* [Short exercise] Go through the records and show each line where the word "value" occurs.

+-------+

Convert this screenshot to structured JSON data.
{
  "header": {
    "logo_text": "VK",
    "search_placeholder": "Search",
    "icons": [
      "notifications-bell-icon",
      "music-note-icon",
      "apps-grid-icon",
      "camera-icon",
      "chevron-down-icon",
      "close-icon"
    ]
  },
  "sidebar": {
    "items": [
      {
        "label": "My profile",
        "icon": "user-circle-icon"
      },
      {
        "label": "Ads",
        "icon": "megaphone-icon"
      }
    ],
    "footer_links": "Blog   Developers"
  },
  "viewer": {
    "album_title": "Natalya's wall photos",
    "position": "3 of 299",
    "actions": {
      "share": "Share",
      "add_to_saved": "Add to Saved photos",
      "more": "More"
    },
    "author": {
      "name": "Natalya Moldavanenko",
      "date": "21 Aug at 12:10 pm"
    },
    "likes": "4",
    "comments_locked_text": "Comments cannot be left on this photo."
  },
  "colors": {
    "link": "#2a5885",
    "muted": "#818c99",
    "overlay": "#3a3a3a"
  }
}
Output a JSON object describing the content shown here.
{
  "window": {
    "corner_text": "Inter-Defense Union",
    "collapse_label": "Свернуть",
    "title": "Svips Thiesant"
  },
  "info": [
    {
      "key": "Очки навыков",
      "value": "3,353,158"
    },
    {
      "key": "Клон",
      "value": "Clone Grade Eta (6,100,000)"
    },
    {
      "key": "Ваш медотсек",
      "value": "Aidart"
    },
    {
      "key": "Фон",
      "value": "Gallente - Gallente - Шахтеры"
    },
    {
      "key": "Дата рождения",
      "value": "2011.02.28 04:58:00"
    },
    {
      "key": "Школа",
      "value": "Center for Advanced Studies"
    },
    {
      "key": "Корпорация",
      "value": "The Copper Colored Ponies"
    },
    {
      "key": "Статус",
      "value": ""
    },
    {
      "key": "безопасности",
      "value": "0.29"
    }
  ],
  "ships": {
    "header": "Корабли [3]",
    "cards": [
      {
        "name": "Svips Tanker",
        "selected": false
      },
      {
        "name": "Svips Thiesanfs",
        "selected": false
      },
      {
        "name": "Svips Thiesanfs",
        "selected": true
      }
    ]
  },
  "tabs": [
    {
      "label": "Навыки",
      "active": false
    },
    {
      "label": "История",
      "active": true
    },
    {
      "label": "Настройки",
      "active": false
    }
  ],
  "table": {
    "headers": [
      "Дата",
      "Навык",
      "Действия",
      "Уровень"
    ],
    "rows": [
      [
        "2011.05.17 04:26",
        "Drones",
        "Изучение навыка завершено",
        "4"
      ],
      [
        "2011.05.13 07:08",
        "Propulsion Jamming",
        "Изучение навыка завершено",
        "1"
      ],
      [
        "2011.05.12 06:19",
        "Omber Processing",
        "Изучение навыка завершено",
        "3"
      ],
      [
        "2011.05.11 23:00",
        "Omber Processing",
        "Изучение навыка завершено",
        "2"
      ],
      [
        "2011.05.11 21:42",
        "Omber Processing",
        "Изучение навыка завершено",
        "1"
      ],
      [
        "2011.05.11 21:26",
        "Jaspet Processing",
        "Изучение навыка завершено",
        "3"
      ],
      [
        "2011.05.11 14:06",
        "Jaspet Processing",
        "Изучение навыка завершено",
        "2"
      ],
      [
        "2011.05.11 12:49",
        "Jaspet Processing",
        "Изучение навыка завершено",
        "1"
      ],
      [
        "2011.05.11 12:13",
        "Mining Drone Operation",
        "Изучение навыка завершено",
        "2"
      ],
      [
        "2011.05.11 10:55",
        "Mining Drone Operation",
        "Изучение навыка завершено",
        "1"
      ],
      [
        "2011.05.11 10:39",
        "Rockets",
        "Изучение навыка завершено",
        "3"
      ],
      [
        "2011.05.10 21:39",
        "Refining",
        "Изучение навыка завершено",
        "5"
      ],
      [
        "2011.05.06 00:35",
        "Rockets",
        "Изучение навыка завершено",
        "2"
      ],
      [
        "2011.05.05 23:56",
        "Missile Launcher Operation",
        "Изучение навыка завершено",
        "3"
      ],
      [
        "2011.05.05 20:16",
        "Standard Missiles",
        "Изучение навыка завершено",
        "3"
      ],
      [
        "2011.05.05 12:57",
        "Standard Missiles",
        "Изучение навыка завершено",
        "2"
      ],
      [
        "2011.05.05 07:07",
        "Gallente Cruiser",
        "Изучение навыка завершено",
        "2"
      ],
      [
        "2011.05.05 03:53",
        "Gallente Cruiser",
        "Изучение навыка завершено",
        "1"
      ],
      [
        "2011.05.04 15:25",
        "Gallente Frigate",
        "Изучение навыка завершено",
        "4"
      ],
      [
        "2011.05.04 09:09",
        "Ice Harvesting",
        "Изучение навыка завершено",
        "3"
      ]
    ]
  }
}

+-------+

* [Solution]
      "value": "3,353,158"
      "value": "Clone Grade Eta (6,100,000)"
      "value": "Aidart"
      "value": "Gallente - Gallente - Шахтеры"
      "value": "2011.02.28 04:58:00"
      "value": "Center for Advanced Studies"
      "value": "The Copper Colored Ponies"
      "value": ""
      "value": "0.29"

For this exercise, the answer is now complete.